Страница

■ ■ ■

И с тоской глядел за окно...

«То, что он любит, когда-нибудь будет любимо всеми...» — так Юрий Казаков как-то сказал о Паустовском. Уверен, что немножечко и о себе.

Тогда, в темной фотолаборатории, я очень обрадовал, помню, Казакова своим северным происхождением. Заговорили об Архангельской области, о Соловках, о Валааме. Стали мечтать о совместных поездках. У него уже были написаны «Соловецкие мечтания». Я приглашал Казакова на Валаам и говорил, что нужны, очень нужны и «Валаамские мечтания».

— Между прочим, Соловецкий монастырь основал Савватий — монах с Валаама, а библиотеку — Досифей, тоже валаамский. Вот где истоки-то,— зажигал я Юрия Павловича.

— Хорошо, это хорошо,— бормотал он из темноты.— Надо поехать...

Смятение мое улеглось. Я последний раз глянул в окно. Нева при свете прибрежных фонарей лежала темной широкой лентой, и только по бликам на воде и движению чуть заметных серых пятен можно было угадать ее живое течение.

■ ■ ■

Фрагменты материалов
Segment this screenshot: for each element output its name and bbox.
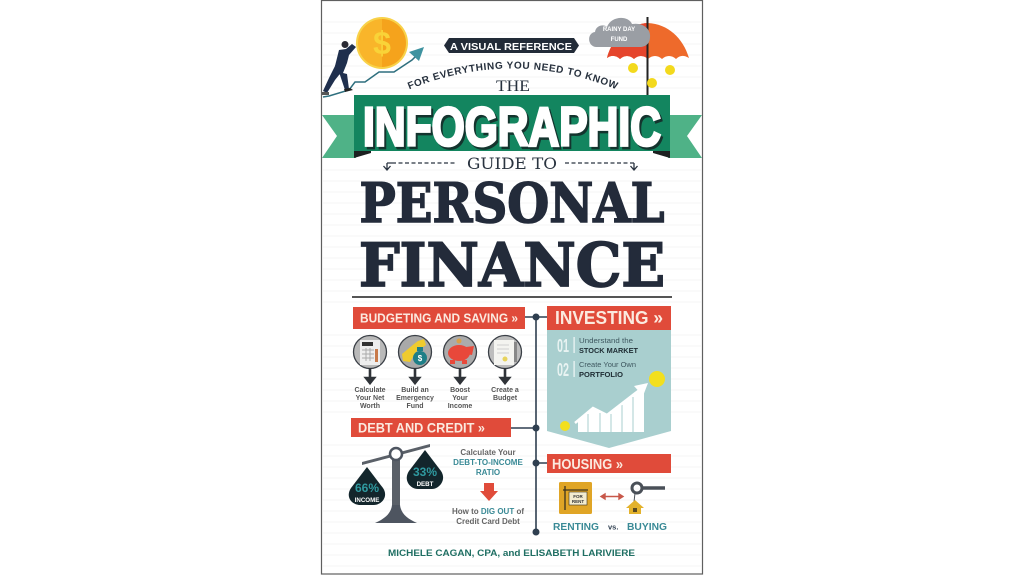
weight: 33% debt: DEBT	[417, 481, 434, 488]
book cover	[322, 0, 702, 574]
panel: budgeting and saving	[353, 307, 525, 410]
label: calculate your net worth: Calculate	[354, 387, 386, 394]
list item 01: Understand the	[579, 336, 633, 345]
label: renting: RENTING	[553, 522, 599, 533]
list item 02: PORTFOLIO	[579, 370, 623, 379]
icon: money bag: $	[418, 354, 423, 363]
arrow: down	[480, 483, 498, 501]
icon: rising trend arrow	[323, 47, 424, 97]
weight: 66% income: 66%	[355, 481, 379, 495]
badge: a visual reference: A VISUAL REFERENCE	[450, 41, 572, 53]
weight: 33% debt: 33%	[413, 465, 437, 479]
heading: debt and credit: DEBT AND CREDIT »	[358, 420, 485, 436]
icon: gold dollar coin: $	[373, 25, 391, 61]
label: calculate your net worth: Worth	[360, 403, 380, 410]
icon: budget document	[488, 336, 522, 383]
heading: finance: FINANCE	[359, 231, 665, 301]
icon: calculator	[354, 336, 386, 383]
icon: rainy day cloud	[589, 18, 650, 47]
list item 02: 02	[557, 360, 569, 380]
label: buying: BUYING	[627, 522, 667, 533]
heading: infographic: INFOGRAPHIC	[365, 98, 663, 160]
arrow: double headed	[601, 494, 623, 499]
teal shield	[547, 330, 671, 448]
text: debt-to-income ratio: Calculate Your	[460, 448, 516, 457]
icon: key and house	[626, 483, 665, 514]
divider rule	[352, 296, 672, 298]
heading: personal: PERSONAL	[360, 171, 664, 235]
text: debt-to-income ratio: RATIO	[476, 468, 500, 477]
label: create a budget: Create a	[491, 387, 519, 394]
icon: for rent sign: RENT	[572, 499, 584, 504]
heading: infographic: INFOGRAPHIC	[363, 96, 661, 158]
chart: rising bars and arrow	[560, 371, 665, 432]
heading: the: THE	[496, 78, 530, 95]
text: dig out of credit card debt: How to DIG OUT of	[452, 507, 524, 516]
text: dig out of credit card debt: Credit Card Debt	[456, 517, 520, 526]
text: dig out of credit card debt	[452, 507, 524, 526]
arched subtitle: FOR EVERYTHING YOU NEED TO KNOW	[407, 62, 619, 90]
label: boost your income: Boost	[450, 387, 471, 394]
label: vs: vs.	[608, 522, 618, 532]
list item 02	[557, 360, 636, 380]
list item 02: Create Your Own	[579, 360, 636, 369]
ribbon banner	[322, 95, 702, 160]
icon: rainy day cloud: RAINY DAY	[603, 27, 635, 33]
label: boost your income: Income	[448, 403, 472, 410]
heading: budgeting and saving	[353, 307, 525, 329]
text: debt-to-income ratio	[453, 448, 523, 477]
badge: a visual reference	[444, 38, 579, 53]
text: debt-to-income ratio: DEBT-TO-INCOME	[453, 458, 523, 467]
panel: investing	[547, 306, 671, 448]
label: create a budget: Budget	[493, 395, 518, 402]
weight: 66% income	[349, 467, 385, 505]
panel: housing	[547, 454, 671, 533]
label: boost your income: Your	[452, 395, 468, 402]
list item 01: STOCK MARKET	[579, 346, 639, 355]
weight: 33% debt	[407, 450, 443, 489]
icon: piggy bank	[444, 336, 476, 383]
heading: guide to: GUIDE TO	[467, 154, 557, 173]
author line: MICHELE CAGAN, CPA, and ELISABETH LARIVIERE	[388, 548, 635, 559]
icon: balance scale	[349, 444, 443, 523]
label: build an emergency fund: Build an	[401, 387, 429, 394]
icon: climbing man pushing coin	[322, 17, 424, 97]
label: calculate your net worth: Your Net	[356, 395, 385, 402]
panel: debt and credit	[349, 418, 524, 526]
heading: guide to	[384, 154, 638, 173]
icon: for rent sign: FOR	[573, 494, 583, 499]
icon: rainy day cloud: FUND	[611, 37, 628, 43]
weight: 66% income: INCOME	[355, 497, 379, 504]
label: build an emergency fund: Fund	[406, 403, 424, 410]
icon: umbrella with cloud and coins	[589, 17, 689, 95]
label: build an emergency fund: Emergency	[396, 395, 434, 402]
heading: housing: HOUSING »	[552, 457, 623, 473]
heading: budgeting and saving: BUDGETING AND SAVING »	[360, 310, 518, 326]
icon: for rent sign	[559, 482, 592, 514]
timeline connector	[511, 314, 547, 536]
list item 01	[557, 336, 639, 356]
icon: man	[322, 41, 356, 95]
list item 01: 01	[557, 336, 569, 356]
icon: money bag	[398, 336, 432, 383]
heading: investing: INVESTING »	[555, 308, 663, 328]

■ ■ ■

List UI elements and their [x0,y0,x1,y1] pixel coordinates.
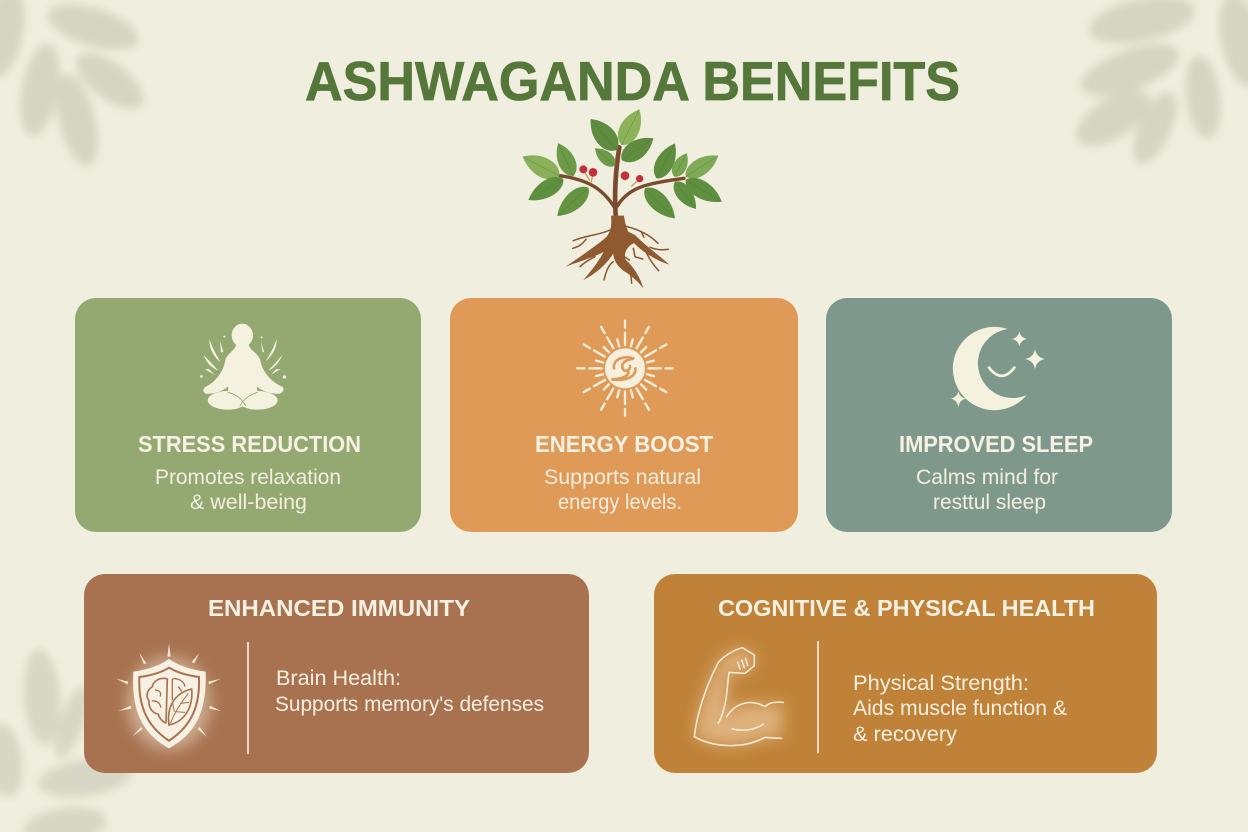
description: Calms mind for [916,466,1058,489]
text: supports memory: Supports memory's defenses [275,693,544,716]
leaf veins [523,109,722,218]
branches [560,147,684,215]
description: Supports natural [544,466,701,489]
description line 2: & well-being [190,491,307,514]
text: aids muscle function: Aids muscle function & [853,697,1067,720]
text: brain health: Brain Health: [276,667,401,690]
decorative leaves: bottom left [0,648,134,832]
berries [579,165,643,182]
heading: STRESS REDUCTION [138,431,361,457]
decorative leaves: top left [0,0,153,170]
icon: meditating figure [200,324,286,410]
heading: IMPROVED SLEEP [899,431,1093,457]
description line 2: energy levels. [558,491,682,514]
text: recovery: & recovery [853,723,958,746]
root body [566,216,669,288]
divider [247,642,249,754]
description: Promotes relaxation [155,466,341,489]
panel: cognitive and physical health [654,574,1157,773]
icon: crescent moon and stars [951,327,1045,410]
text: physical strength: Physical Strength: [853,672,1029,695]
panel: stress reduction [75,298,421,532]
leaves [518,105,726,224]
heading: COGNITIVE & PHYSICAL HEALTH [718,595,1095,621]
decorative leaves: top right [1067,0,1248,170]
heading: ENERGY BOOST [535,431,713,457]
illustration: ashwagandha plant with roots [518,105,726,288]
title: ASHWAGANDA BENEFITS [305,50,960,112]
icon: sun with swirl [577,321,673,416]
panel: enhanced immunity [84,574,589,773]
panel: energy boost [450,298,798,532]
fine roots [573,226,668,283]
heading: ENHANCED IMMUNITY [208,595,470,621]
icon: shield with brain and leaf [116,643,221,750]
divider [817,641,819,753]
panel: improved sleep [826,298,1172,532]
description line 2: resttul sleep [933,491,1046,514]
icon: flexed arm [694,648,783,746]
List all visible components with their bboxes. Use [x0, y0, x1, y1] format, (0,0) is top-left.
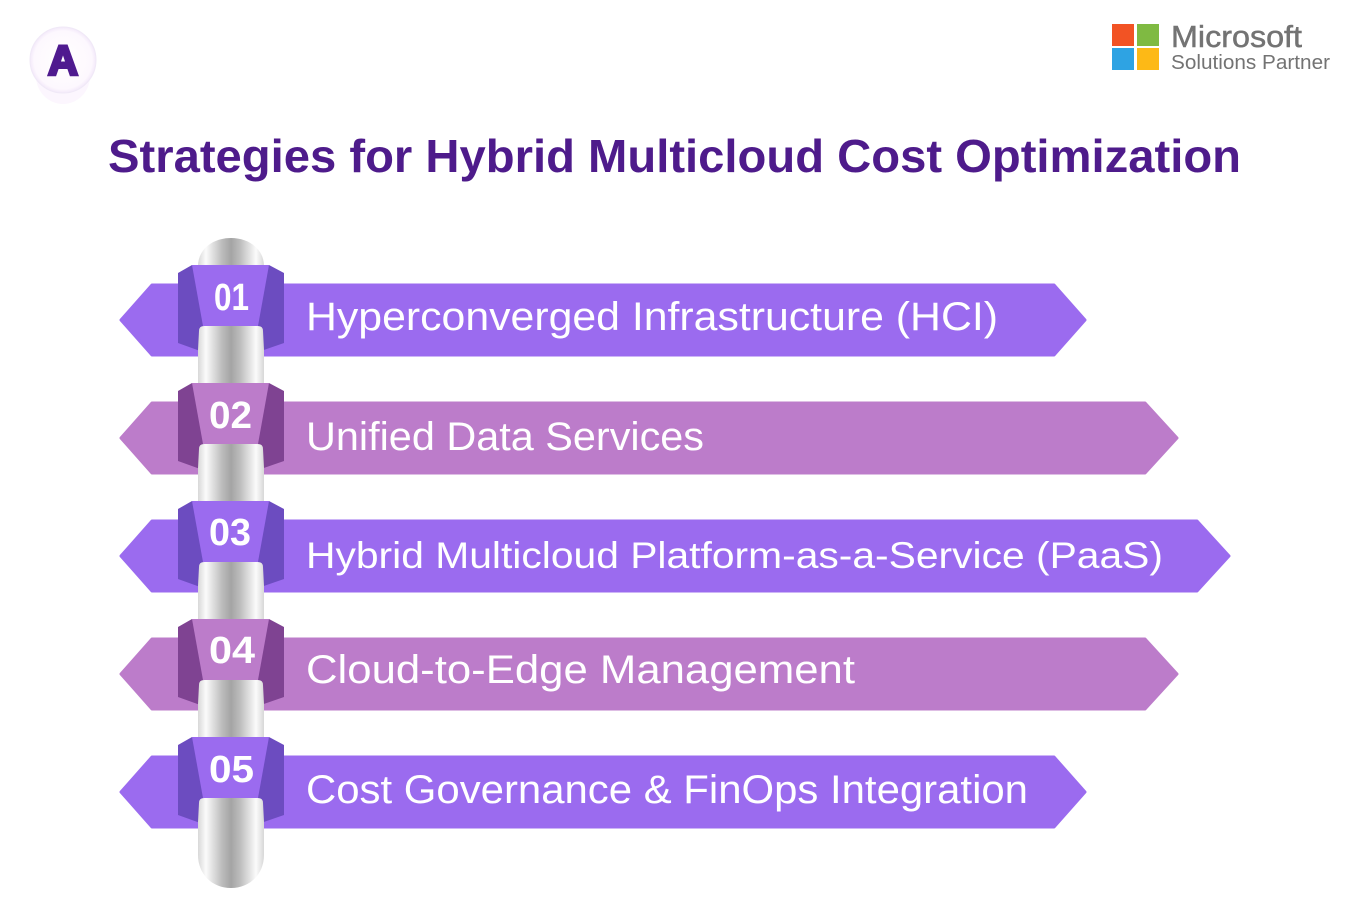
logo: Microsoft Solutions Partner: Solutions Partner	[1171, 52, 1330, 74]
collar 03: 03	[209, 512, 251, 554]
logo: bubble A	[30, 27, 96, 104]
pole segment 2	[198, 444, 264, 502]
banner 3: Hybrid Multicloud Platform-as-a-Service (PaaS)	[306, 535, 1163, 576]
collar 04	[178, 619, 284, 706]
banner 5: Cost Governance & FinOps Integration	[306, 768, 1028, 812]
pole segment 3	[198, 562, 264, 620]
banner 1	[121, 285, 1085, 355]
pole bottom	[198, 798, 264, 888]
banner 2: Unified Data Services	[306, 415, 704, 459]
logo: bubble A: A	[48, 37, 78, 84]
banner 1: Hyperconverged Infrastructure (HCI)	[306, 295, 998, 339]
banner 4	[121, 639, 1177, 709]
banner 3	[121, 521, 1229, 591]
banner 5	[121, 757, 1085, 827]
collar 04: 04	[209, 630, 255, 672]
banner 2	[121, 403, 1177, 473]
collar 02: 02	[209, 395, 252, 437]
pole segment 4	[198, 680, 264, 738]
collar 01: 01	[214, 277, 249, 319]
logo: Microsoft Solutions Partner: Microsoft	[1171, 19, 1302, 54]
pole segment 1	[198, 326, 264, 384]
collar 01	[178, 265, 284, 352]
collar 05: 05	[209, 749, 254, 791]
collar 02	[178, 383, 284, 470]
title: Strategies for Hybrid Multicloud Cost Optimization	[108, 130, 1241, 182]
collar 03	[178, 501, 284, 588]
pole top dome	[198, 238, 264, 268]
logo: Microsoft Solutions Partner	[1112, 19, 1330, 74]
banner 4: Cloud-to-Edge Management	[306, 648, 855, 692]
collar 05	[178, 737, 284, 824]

■ ■ ■

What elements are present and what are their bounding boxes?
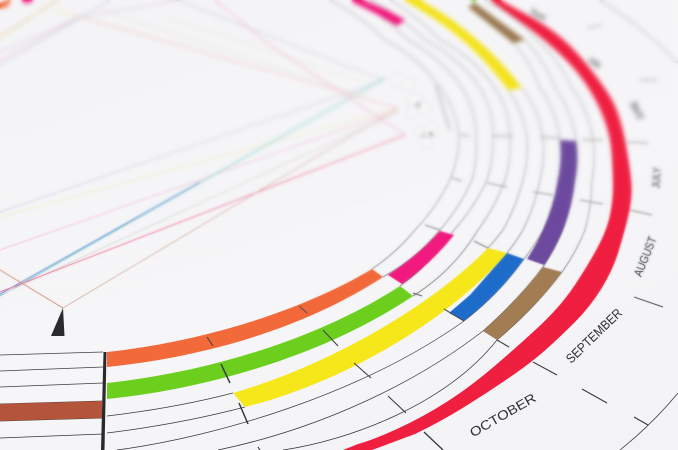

■ ■ ■

Письменное задание A
Как перевести на английский предложение «Заговорили об Архангельской области, о Соловках, о Валааме.» из воспоминаний о Юрии Казакове?
Письменное задание B
Ответьте по воспоминаниям о Юрии Казакове:
(i) О ком Казаков сказал: «То, что он любит, когда-нибудь будет любимо всеми...»?
(ii) Кто основал Соловецкий монастырь?
(iii) Какой лентой лежала Нева при свете прибрежных фонарей?
Письменное задание C
Продолжите воспоминания о Юрии Казакове, начав сразу после фразы о течении Невы.
Эти материалы взяты из другого источника.

Ответ A
The talk turned to the Arkhangelsk Region, to Solovki, to Valaam.

Ответ B
(i) О Паустовском.
(ii) Савватий, монах с Валаама.
(iii) Темной широкой лентой.

Ответ C
Тоска вновь сменилась ожиданием. И просветленная память опять принялась извлекать из своих сотов именно те зеркальные стеклышки, которые могли бы лечь в валаамскую мозаику легко и без усилий. Воображение рисовало Валаам, но только мой Валаам, тот, который мог увидеть только я. Наша память все-таки — это мы сами, ни больше ни меньше. Каковы были мы — таковы и наши воспоминания, таков и наш Валаам. И потому всякая новая встреча — это еще одно открытие не только острова, но и самого себя. И Валаам здесь не судья наш, а посредник в вечном споре плоти и духа, реальности и мечты. Он поможет нам прислушаться к самим себе и понять наконец— кто мы, какие мы.

А мое нетерпеливое ожидание сейчас — что это? Предвкушение новой встречи с островом — «каким он стал?» или робость от предстоящего свидания с самим собой сегодняшним — «а вот таким стал ты»?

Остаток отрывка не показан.